┌──

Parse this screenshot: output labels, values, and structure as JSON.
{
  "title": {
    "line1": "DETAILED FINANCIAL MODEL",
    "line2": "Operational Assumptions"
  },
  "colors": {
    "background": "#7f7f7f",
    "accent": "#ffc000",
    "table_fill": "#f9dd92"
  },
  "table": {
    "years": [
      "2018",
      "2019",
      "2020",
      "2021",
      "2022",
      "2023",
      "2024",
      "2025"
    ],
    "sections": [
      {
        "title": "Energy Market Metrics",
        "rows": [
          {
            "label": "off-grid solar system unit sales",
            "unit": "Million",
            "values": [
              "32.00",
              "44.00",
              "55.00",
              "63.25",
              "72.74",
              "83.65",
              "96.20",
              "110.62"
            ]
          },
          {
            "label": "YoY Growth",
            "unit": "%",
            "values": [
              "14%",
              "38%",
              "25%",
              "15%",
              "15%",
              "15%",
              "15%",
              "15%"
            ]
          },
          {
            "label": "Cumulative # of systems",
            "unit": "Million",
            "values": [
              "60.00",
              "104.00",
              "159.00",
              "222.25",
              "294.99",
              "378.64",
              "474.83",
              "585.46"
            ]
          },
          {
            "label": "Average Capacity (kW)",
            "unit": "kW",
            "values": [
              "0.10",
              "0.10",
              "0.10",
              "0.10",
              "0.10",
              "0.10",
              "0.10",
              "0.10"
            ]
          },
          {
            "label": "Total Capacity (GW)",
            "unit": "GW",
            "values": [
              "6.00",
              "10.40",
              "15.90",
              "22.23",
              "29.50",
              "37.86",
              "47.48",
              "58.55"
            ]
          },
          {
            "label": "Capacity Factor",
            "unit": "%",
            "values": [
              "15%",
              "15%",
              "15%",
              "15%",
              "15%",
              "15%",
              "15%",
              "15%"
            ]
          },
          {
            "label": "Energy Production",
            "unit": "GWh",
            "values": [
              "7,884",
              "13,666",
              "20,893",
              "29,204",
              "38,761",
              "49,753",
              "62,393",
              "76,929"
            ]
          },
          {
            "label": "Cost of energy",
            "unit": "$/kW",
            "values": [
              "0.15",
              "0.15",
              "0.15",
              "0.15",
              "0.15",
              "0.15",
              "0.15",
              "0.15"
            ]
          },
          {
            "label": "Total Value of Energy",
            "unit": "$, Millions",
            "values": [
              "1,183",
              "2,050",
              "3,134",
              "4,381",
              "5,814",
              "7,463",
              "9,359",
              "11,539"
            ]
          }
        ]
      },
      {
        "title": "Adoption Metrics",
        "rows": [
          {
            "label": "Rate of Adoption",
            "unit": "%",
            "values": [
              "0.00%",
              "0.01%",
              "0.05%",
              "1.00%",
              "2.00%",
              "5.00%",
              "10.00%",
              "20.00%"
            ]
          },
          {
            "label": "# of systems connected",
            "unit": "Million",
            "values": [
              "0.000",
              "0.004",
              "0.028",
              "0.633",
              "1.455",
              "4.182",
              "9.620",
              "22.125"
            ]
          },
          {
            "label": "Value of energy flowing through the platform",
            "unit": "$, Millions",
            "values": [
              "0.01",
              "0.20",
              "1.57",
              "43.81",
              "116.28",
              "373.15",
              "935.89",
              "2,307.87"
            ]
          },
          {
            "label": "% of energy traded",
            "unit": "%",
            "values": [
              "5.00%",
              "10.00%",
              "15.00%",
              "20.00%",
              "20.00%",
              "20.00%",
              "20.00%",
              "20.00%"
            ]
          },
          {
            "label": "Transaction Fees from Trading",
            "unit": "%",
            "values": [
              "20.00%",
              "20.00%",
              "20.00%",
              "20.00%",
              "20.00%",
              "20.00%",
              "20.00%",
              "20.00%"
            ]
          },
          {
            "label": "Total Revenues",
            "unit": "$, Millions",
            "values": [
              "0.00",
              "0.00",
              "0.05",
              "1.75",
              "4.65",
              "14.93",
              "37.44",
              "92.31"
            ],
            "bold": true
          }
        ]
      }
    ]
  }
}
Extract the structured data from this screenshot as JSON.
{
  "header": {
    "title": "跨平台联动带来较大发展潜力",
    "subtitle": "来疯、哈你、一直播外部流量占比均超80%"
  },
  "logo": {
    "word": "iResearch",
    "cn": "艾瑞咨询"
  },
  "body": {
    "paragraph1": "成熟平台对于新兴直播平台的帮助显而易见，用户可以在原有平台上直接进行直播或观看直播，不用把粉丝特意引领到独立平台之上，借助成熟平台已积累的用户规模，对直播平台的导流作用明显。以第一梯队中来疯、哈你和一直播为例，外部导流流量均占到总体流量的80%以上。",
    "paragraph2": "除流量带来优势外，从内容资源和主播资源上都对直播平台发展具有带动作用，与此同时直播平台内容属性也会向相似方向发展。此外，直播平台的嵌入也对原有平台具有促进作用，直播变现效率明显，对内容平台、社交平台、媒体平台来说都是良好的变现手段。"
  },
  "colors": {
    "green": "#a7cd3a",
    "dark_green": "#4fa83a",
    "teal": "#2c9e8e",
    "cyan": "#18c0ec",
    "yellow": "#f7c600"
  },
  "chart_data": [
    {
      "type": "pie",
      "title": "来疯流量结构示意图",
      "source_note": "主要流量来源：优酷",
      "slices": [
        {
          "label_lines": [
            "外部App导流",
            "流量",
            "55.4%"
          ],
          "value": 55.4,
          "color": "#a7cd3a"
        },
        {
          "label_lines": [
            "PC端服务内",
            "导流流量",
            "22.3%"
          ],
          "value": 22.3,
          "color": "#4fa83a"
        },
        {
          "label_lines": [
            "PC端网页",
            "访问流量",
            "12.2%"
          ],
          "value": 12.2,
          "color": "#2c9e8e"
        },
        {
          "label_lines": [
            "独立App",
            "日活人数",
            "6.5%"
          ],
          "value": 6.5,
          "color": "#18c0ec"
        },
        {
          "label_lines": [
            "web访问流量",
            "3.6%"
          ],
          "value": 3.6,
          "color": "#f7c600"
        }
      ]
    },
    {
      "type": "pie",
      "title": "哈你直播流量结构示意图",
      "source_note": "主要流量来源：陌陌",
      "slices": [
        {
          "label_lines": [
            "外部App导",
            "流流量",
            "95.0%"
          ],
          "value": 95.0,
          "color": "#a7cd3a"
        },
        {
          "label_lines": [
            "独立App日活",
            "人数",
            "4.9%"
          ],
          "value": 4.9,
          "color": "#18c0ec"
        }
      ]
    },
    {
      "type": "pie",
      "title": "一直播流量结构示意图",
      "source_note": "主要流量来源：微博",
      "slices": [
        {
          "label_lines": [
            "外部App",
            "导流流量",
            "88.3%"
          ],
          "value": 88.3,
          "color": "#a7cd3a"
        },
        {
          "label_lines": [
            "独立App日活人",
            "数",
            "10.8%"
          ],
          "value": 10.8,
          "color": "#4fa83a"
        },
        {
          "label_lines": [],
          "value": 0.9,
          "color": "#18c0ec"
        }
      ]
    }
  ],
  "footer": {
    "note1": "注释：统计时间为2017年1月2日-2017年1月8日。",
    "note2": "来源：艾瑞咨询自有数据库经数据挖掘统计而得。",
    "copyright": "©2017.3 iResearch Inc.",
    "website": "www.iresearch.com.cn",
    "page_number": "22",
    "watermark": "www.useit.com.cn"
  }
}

└──

What is required =>
Select the lines from the entries that include the word "screenshot".

Task result =>
Parse this screenshot: output labels, values, and structure as JSON.
Extract the structured data from this screenshot as JSON.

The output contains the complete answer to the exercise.